Stored data:
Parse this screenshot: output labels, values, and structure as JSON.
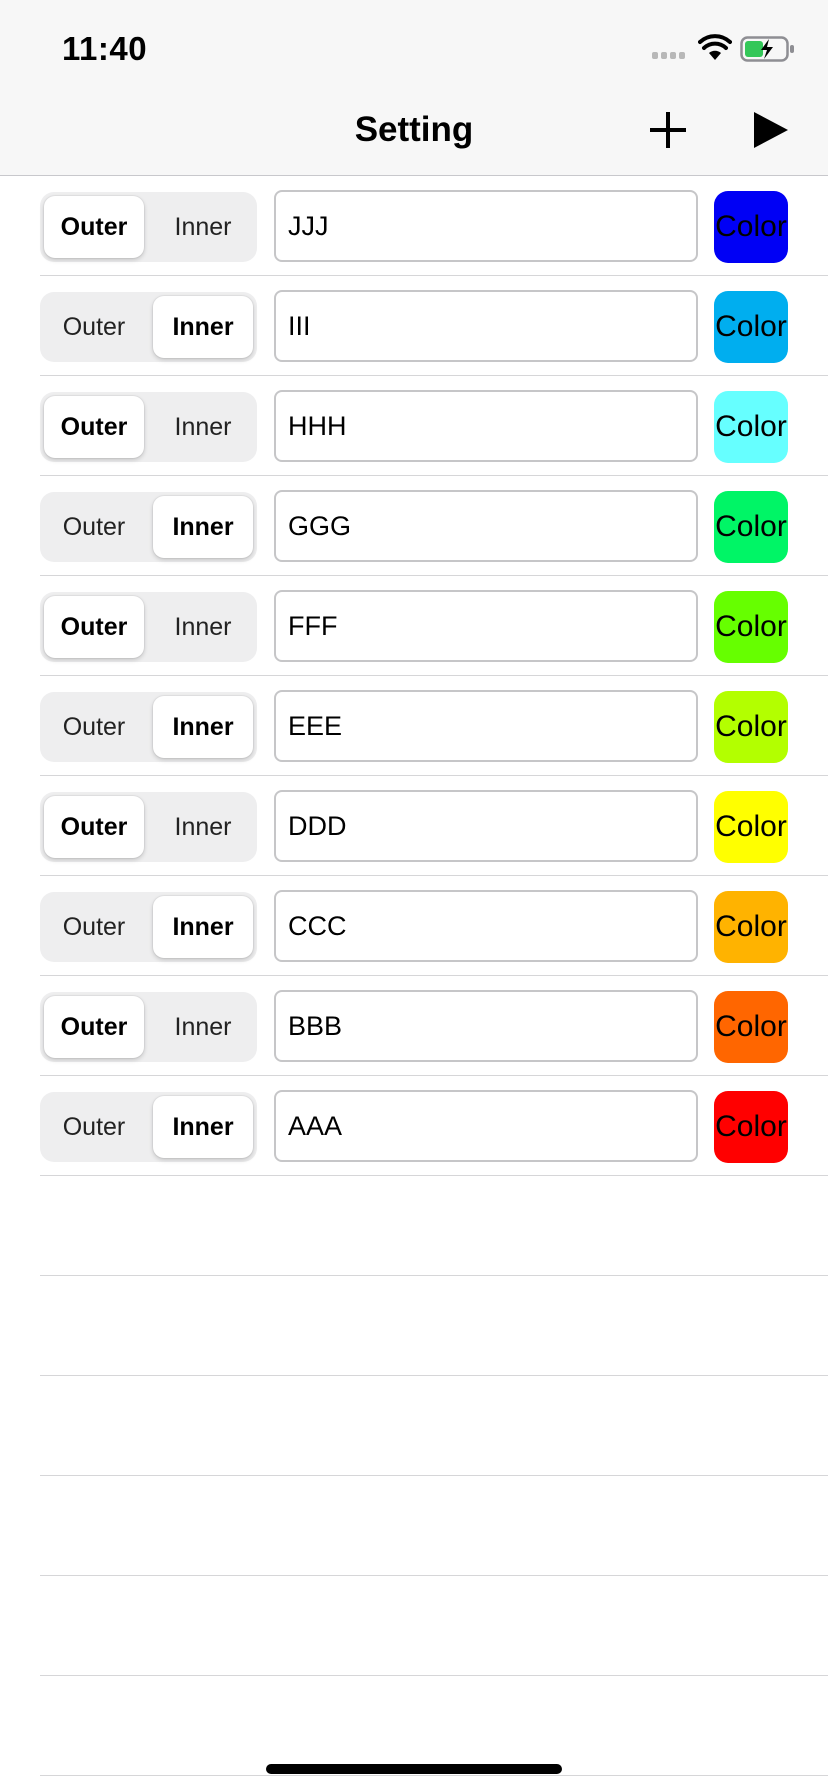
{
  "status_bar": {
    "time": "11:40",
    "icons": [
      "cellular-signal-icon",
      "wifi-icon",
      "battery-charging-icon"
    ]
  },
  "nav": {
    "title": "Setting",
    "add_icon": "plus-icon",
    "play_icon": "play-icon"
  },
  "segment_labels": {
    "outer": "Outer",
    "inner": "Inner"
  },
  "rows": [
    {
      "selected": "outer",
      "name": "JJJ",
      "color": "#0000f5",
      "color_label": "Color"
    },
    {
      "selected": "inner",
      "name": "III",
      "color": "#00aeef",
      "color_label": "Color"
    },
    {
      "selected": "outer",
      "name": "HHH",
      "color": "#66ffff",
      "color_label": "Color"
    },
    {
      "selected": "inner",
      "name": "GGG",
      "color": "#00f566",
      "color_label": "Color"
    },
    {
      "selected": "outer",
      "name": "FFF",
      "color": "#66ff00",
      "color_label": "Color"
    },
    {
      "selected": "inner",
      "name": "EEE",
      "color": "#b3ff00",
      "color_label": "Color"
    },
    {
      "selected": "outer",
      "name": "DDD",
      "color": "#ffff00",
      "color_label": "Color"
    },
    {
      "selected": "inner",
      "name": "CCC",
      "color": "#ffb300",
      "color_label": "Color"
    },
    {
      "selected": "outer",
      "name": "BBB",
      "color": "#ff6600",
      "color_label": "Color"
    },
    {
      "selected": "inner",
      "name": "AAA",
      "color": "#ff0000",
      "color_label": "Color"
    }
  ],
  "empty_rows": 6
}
* * *
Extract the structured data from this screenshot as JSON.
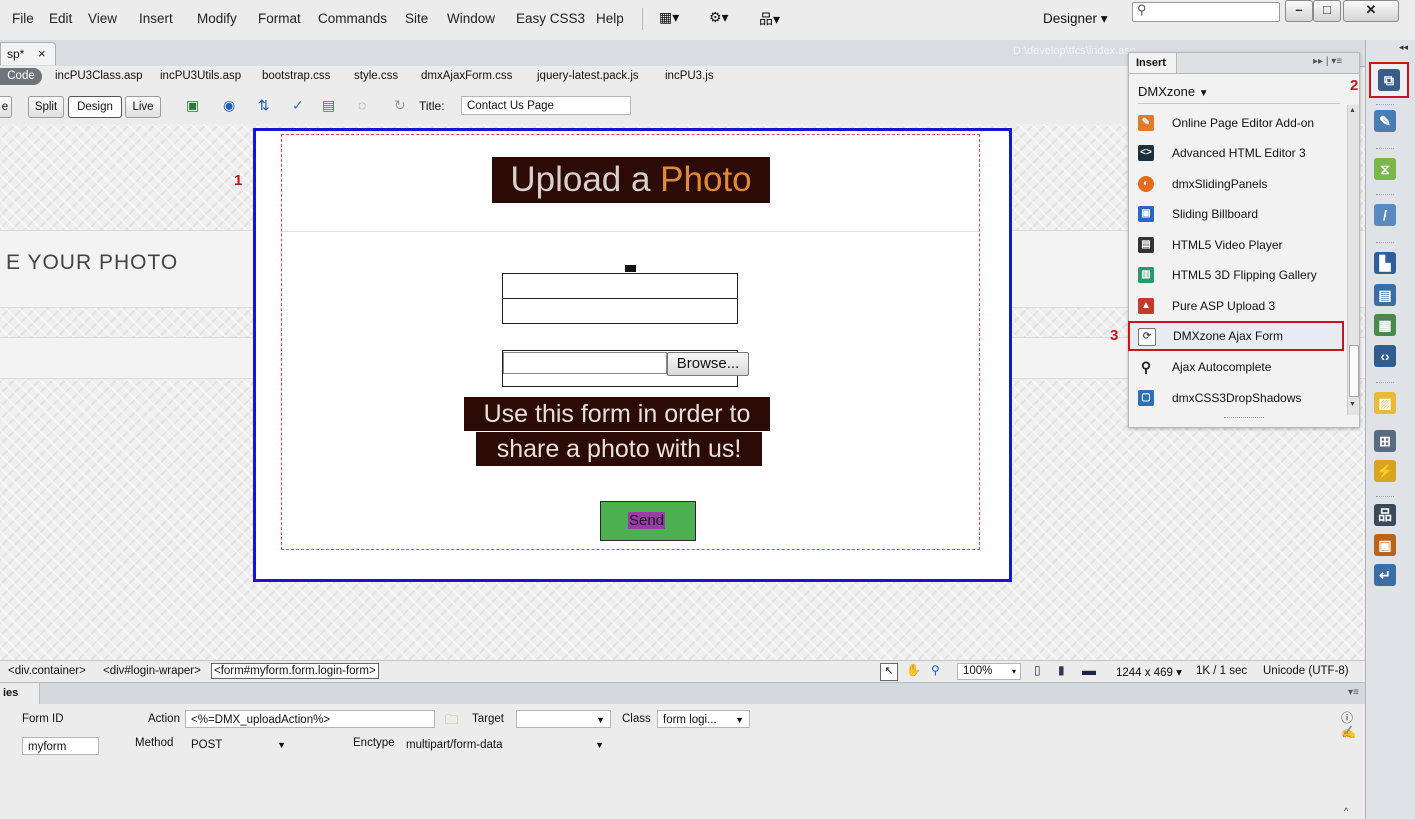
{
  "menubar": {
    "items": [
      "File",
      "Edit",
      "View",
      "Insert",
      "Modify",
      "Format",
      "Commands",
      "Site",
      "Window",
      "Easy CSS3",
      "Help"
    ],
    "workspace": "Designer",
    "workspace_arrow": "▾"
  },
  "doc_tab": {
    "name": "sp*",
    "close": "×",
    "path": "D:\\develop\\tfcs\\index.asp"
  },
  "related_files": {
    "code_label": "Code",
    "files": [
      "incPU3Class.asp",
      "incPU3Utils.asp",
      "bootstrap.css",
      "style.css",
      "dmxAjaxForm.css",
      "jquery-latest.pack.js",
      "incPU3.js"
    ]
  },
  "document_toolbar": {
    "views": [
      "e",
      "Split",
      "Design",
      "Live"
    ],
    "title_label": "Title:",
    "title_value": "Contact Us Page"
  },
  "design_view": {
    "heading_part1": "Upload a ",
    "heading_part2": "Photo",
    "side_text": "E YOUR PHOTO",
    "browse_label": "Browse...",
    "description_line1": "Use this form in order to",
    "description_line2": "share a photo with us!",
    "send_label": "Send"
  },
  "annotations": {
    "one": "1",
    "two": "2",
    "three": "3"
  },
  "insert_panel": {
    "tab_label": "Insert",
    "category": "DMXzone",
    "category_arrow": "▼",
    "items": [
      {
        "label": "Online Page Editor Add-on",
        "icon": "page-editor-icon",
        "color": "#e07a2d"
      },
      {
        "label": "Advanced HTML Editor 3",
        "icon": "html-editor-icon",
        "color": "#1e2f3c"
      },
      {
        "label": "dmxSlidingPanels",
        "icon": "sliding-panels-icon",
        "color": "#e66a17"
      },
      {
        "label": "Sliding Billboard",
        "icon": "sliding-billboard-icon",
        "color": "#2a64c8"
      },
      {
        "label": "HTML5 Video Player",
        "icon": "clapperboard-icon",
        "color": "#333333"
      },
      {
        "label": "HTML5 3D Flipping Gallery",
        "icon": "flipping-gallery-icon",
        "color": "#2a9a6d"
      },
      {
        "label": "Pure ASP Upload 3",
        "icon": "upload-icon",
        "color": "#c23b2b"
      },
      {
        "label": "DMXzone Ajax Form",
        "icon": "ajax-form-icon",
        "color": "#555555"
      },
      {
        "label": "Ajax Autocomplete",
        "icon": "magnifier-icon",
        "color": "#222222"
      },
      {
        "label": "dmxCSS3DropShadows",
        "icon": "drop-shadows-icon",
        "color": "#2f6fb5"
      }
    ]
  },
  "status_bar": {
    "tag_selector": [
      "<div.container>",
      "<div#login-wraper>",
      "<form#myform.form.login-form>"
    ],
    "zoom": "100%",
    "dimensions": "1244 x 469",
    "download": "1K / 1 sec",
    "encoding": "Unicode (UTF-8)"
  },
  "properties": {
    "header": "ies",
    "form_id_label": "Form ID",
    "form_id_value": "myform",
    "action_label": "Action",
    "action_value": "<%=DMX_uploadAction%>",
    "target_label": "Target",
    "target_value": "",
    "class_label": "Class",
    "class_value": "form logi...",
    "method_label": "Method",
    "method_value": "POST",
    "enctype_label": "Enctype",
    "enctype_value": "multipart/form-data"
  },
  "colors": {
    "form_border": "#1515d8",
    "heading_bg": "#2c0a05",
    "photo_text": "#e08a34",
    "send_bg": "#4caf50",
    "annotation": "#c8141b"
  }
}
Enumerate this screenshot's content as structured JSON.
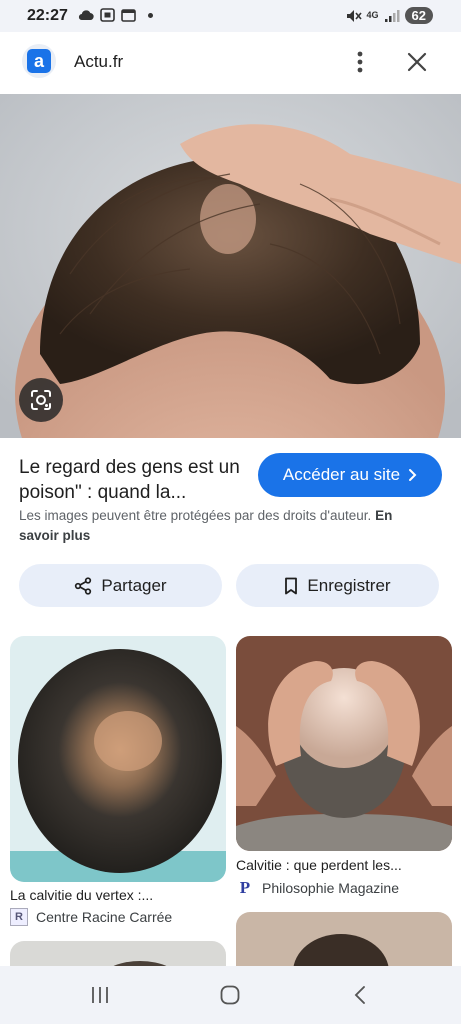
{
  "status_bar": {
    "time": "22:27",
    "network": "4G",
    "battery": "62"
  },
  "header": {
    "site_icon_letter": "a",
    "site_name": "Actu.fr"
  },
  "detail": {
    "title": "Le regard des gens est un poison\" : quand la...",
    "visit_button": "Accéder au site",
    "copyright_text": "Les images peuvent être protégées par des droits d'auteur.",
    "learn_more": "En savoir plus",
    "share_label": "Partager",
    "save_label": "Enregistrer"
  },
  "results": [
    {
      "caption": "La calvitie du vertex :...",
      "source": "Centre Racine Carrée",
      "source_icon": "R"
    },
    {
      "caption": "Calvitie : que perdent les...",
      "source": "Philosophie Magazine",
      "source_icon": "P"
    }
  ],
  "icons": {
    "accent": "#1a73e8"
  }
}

• WHAT YOU HAVE TO DO
Going through the records above, state how many lines carry "JSON", with no other text.

• SOLUTION BELOW
3